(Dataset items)
-- begin --

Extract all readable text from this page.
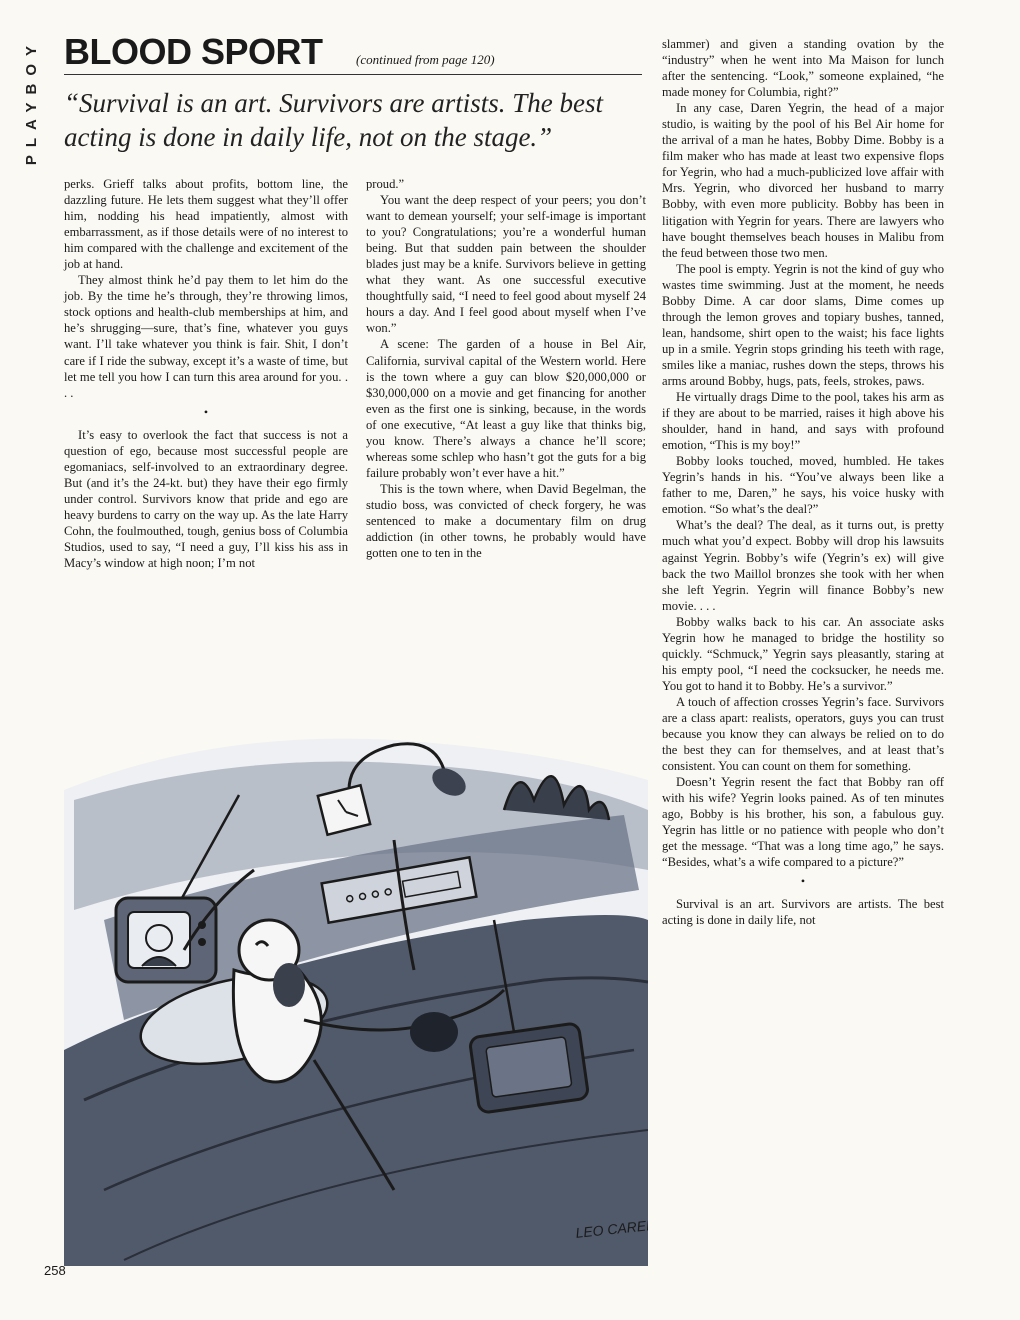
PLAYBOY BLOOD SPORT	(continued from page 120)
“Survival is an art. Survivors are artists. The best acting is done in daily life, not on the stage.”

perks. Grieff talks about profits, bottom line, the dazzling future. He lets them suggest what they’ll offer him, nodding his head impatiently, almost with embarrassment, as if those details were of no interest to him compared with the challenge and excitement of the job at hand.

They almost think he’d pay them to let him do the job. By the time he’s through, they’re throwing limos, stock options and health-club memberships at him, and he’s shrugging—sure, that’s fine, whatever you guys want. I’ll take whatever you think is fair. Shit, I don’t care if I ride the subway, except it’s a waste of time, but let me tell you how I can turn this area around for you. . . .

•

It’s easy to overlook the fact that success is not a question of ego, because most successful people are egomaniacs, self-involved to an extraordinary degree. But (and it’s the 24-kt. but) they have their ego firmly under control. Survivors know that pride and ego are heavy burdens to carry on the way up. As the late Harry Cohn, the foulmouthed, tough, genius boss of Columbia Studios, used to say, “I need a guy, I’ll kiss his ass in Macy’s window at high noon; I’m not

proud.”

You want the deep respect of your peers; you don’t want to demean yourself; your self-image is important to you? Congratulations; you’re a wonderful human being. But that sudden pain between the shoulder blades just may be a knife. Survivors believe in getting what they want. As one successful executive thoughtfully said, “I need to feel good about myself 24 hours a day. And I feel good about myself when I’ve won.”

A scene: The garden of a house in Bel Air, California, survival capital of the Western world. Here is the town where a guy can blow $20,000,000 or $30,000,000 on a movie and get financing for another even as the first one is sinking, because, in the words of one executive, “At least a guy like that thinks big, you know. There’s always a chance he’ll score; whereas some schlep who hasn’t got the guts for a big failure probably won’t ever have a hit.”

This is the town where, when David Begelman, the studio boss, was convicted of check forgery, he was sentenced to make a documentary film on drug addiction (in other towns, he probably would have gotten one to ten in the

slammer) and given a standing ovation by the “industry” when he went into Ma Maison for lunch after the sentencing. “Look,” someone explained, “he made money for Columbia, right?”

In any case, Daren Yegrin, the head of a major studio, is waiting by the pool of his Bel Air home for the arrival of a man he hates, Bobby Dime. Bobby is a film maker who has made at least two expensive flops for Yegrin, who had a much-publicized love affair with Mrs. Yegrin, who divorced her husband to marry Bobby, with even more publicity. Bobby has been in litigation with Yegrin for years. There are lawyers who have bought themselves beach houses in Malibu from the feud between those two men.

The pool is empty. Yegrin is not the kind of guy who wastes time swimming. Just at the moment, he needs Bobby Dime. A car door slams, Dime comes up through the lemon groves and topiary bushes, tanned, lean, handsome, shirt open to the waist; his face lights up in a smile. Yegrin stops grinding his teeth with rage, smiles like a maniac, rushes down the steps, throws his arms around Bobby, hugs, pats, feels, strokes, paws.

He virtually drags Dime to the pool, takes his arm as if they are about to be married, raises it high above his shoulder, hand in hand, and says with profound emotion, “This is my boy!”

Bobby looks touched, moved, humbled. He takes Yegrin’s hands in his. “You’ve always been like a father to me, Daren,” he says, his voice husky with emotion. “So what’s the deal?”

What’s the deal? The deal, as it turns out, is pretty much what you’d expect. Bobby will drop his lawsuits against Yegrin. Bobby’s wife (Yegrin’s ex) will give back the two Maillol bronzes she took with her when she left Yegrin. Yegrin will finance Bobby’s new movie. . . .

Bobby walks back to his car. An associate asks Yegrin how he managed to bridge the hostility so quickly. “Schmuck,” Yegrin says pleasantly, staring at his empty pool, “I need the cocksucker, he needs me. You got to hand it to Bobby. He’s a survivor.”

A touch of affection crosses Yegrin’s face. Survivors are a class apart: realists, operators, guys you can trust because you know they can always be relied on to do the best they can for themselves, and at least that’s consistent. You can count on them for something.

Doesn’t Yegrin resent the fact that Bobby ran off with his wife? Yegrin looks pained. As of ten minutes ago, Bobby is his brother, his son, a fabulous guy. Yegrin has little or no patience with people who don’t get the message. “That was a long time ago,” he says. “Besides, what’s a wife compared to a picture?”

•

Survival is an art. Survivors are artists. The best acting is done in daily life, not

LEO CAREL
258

-- end --

Direction |
The answer is a single number, the count of lines in the records that contain the string "back".

Output below |
2